— begin DATA LINES —

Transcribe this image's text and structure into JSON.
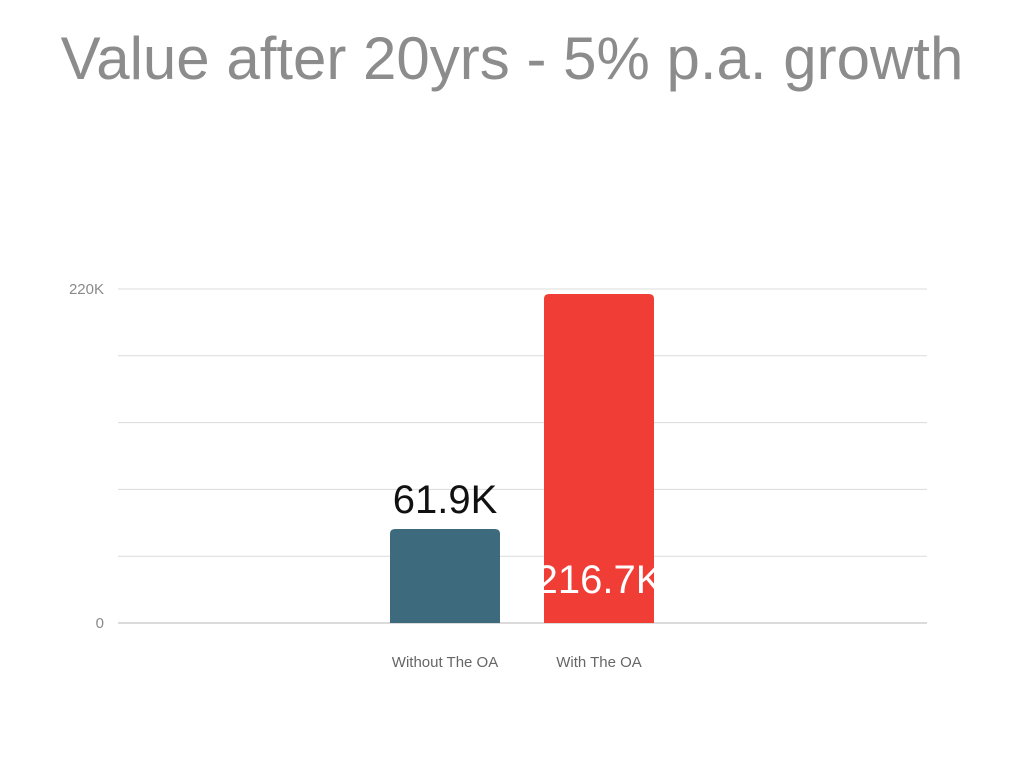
{
  "slide": {
    "title": "Value after 20yrs - 5% p.a. growth"
  },
  "chart_data": {
    "type": "bar",
    "title": "Value after 20yrs - 5% p.a. growth",
    "xlabel": "",
    "ylabel": "",
    "categories": [
      "Without The OA",
      "With The OA"
    ],
    "values": [
      61900,
      216700
    ],
    "data_labels": [
      "61.9K",
      "216.7K"
    ],
    "bar_colors": [
      "#3e6a7d",
      "#f03e36"
    ],
    "data_label_colors": [
      "#111111",
      "#ffffff"
    ],
    "data_label_position": [
      "above",
      "inside"
    ],
    "ylim": [
      0,
      220000
    ],
    "gridline_count": 5,
    "y_ticks": [
      {
        "value": 0,
        "label": "0"
      },
      {
        "value": 220000,
        "label": "220K"
      }
    ],
    "grid": true,
    "legend": "none"
  }
}
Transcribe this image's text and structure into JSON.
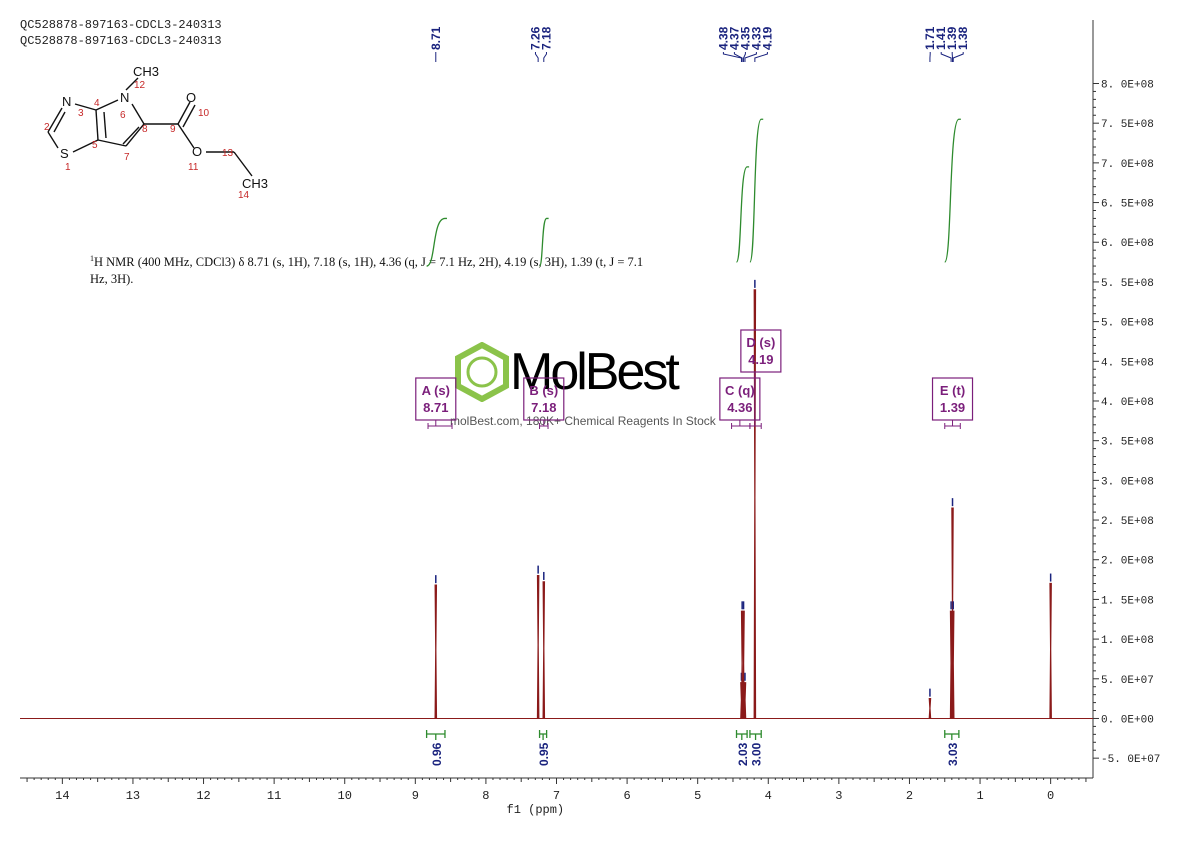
{
  "header": {
    "sample_line_1": "QC528878-897163-CDCL3-240313",
    "sample_line_2": "QC528878-897163-CDCL3-240313"
  },
  "description": {
    "nucleus_sup": "1",
    "text": "H NMR (400 MHz, CDCl3) δ 8.71 (s, 1H), 7.18 (s, 1H), 4.36 (q, J = 7.1 Hz, 2H), 4.19 (s, 3H), 1.39 (t, J = 7.1 Hz, 3H)."
  },
  "structure": {
    "atoms": [
      "N",
      "N",
      "S",
      "O",
      "O",
      "CH3",
      "CH3"
    ],
    "numbers": [
      "1",
      "2",
      "3",
      "4",
      "5",
      "6",
      "7",
      "8",
      "9",
      "10",
      "11",
      "12",
      "13",
      "14"
    ]
  },
  "watermark": {
    "logo_text": "MolBest",
    "tagline": "molBest.com, 180K+ Chemical Reagents In Stock"
  },
  "colors": {
    "spectrum": "#8b1a1a",
    "integral": "#2e8b2e",
    "peak_label": "#1a237e",
    "multiplet_label": "#7b1f7b",
    "axis": "#333333",
    "logo": "#8bc34a"
  },
  "chart_data": {
    "type": "line",
    "title": "",
    "xlabel": "f1 (ppm)",
    "ylabel": "",
    "xlim": [
      14.6,
      -0.6
    ],
    "ylim": [
      -75000000,
      880000000
    ],
    "x_ticks": [
      14,
      13,
      12,
      11,
      10,
      9,
      8,
      7,
      6,
      5,
      4,
      3,
      2,
      1,
      0
    ],
    "y_ticks": [
      -50000000,
      0,
      50000000,
      100000000,
      150000000,
      200000000,
      250000000,
      300000000,
      350000000,
      400000000,
      450000000,
      500000000,
      550000000,
      600000000,
      650000000,
      700000000,
      750000000,
      800000000
    ],
    "y_tick_labels": [
      "-5. 0E+07",
      "0. 0E+00",
      "5. 0E+07",
      "1. 0E+08",
      "1. 5E+08",
      "2. 0E+08",
      "2. 5E+08",
      "3. 0E+08",
      "3. 5E+08",
      "4. 0E+08",
      "4. 5E+08",
      "5. 0E+08",
      "5. 5E+08",
      "6. 0E+08",
      "6. 5E+08",
      "7. 0E+08",
      "7. 5E+08",
      "8. 0E+08"
    ],
    "peaks": [
      {
        "ppm": 8.71,
        "height": 168000000
      },
      {
        "ppm": 7.26,
        "height": 180000000
      },
      {
        "ppm": 7.18,
        "height": 172000000
      },
      {
        "ppm": 4.38,
        "height": 45000000
      },
      {
        "ppm": 4.37,
        "height": 135000000
      },
      {
        "ppm": 4.35,
        "height": 135000000
      },
      {
        "ppm": 4.33,
        "height": 45000000
      },
      {
        "ppm": 4.19,
        "height": 540000000
      },
      {
        "ppm": 1.71,
        "height": 25000000
      },
      {
        "ppm": 1.41,
        "height": 135000000
      },
      {
        "ppm": 1.39,
        "height": 265000000
      },
      {
        "ppm": 1.38,
        "height": 135000000
      },
      {
        "ppm": 0.0,
        "height": 170000000
      }
    ],
    "peak_labels": [
      {
        "group": [
          "8.71"
        ],
        "ppm": [
          8.71
        ]
      },
      {
        "group": [
          "7.26",
          "7.18"
        ],
        "ppm": [
          7.26,
          7.18
        ]
      },
      {
        "group": [
          "4.38",
          "4.37",
          "4.35",
          "4.33",
          "4.19"
        ],
        "ppm": [
          4.38,
          4.37,
          4.35,
          4.33,
          4.19
        ]
      },
      {
        "group": [
          "1.71",
          "1.41",
          "1.39",
          "1.38"
        ],
        "ppm": [
          1.71,
          1.41,
          1.39,
          1.38
        ]
      }
    ],
    "multiplets": [
      {
        "label": "A (s)",
        "shift": "8.71",
        "ppm": 8.71,
        "range": [
          8.82,
          8.48
        ]
      },
      {
        "label": "B (s)",
        "shift": "7.18",
        "ppm": 7.18,
        "range": [
          7.24,
          7.12
        ]
      },
      {
        "label": "C (q)",
        "shift": "4.36",
        "ppm": 4.36,
        "range": [
          4.52,
          4.26
        ]
      },
      {
        "label": "D (s)",
        "shift": "4.19",
        "ppm": 4.19,
        "range": [
          4.26,
          4.1
        ]
      },
      {
        "label": "E (t)",
        "shift": "1.39",
        "ppm": 1.39,
        "range": [
          1.5,
          1.28
        ]
      }
    ],
    "integrals": [
      {
        "value": "0.96",
        "ppm": 8.71,
        "range": [
          8.84,
          8.58
        ],
        "rise": [
          570000000,
          630000000
        ]
      },
      {
        "value": "0.95",
        "ppm": 7.18,
        "range": [
          7.24,
          7.14
        ],
        "rise": [
          570000000,
          630000000
        ]
      },
      {
        "value": "2.03",
        "ppm": 4.36,
        "range": [
          4.45,
          4.3
        ],
        "rise": [
          575000000,
          695000000
        ]
      },
      {
        "value": "3.00",
        "ppm": 4.19,
        "range": [
          4.26,
          4.1
        ],
        "rise": [
          575000000,
          755000000
        ]
      },
      {
        "value": "3.03",
        "ppm": 1.39,
        "range": [
          1.5,
          1.3
        ],
        "rise": [
          575000000,
          755000000
        ]
      }
    ]
  }
}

— end DATA LINES —

- _TO DO_
Transcribe every entry word for word, but skip the pictures.

- _FINAL ANSWER_
Transcribe this image's text and structure into JSON.
{
  "slide": {
    "title": "Value after 20yrs - 5% p.a. growth"
  },
  "chart_data": {
    "type": "bar",
    "title": "Value after 20yrs - 5% p.a. growth",
    "xlabel": "",
    "ylabel": "",
    "categories": [
      "Without The OA",
      "With The OA"
    ],
    "values": [
      61900,
      216700
    ],
    "data_labels": [
      "61.9K",
      "216.7K"
    ],
    "bar_colors": [
      "#3e6a7d",
      "#f03e36"
    ],
    "data_label_colors": [
      "#111111",
      "#ffffff"
    ],
    "data_label_position": [
      "above",
      "inside"
    ],
    "ylim": [
      0,
      220000
    ],
    "gridline_count": 5,
    "y_ticks": [
      {
        "value": 0,
        "label": "0"
      },
      {
        "value": 220000,
        "label": "220K"
      }
    ],
    "grid": true,
    "legend": "none"
  }
}
Transcribe this image's text and structure into JSON.
{
  "header": {
    "sample_line_1": "QC528878-897163-CDCL3-240313",
    "sample_line_2": "QC528878-897163-CDCL3-240313"
  },
  "description": {
    "nucleus_sup": "1",
    "text": "H NMR (400 MHz, CDCl3) δ 8.71 (s, 1H), 7.18 (s, 1H), 4.36 (q, J = 7.1 Hz, 2H), 4.19 (s, 3H), 1.39 (t, J = 7.1 Hz, 3H)."
  },
  "structure": {
    "atoms": [
      "N",
      "N",
      "S",
      "O",
      "O",
      "CH3",
      "CH3"
    ],
    "numbers": [
      "1",
      "2",
      "3",
      "4",
      "5",
      "6",
      "7",
      "8",
      "9",
      "10",
      "11",
      "12",
      "13",
      "14"
    ]
  },
  "watermark": {
    "logo_text": "MolBest",
    "tagline": "molBest.com, 180K+ Chemical Reagents In Stock"
  },
  "colors": {
    "spectrum": "#8b1a1a",
    "integral": "#2e8b2e",
    "peak_label": "#1a237e",
    "multiplet_label": "#7b1f7b",
    "axis": "#333333",
    "logo": "#8bc34a"
  },
  "chart_data": {
    "type": "line",
    "title": "",
    "xlabel": "f1 (ppm)",
    "ylabel": "",
    "xlim": [
      14.6,
      -0.6
    ],
    "ylim": [
      -75000000,
      880000000
    ],
    "x_ticks": [
      14,
      13,
      12,
      11,
      10,
      9,
      8,
      7,
      6,
      5,
      4,
      3,
      2,
      1,
      0
    ],
    "y_ticks": [
      -50000000,
      0,
      50000000,
      100000000,
      150000000,
      200000000,
      250000000,
      300000000,
      350000000,
      400000000,
      450000000,
      500000000,
      550000000,
      600000000,
      650000000,
      700000000,
      750000000,
      800000000
    ],
    "y_tick_labels": [
      "-5. 0E+07",
      "0. 0E+00",
      "5. 0E+07",
      "1. 0E+08",
      "1. 5E+08",
      "2. 0E+08",
      "2. 5E+08",
      "3. 0E+08",
      "3. 5E+08",
      "4. 0E+08",
      "4. 5E+08",
      "5. 0E+08",
      "5. 5E+08",
      "6. 0E+08",
      "6. 5E+08",
      "7. 0E+08",
      "7. 5E+08",
      "8. 0E+08"
    ],
    "peaks": [
      {
        "ppm": 8.71,
        "height": 168000000
      },
      {
        "ppm": 7.26,
        "height": 180000000
      },
      {
        "ppm": 7.18,
        "height": 172000000
      },
      {
        "ppm": 4.38,
        "height": 45000000
      },
      {
        "ppm": 4.37,
        "height": 135000000
      },
      {
        "ppm": 4.35,
        "height": 135000000
      },
      {
        "ppm": 4.33,
        "height": 45000000
      },
      {
        "ppm": 4.19,
        "height": 540000000
      },
      {
        "ppm": 1.71,
        "height": 25000000
      },
      {
        "ppm": 1.41,
        "height": 135000000
      },
      {
        "ppm": 1.39,
        "height": 265000000
      },
      {
        "ppm": 1.38,
        "height": 135000000
      },
      {
        "ppm": 0.0,
        "height": 170000000
      }
    ],
    "peak_labels": [
      {
        "group": [
          "8.71"
        ],
        "ppm": [
          8.71
        ]
      },
      {
        "group": [
          "7.26",
          "7.18"
        ],
        "ppm": [
          7.26,
          7.18
        ]
      },
      {
        "group": [
          "4.38",
          "4.37",
          "4.35",
          "4.33",
          "4.19"
        ],
        "ppm": [
          4.38,
          4.37,
          4.35,
          4.33,
          4.19
        ]
      },
      {
        "group": [
          "1.71",
          "1.41",
          "1.39",
          "1.38"
        ],
        "ppm": [
          1.71,
          1.41,
          1.39,
          1.38
        ]
      }
    ],
    "multiplets": [
      {
        "label": "A (s)",
        "shift": "8.71",
        "ppm": 8.71,
        "range": [
          8.82,
          8.48
        ]
      },
      {
        "label": "B (s)",
        "shift": "7.18",
        "ppm": 7.18,
        "range": [
          7.24,
          7.12
        ]
      },
      {
        "label": "C (q)",
        "shift": "4.36",
        "ppm": 4.36,
        "range": [
          4.52,
          4.26
        ]
      },
      {
        "label": "D (s)",
        "shift": "4.19",
        "ppm": 4.19,
        "range": [
          4.26,
          4.1
        ]
      },
      {
        "label": "E (t)",
        "shift": "1.39",
        "ppm": 1.39,
        "range": [
          1.5,
          1.28
        ]
      }
    ],
    "integrals": [
      {
        "value": "0.96",
        "ppm": 8.71,
        "range": [
          8.84,
          8.58
        ],
        "rise": [
          570000000,
          630000000
        ]
      },
      {
        "value": "0.95",
        "ppm": 7.18,
        "range": [
          7.24,
          7.14
        ],
        "rise": [
          570000000,
          630000000
        ]
      },
      {
        "value": "2.03",
        "ppm": 4.36,
        "range": [
          4.45,
          4.3
        ],
        "rise": [
          575000000,
          695000000
        ]
      },
      {
        "value": "3.00",
        "ppm": 4.19,
        "range": [
          4.26,
          4.1
        ],
        "rise": [
          575000000,
          755000000
        ]
      },
      {
        "value": "3.03",
        "ppm": 1.39,
        "range": [
          1.5,
          1.3
        ],
        "rise": [
          575000000,
          755000000
        ]
      }
    ]
  }
}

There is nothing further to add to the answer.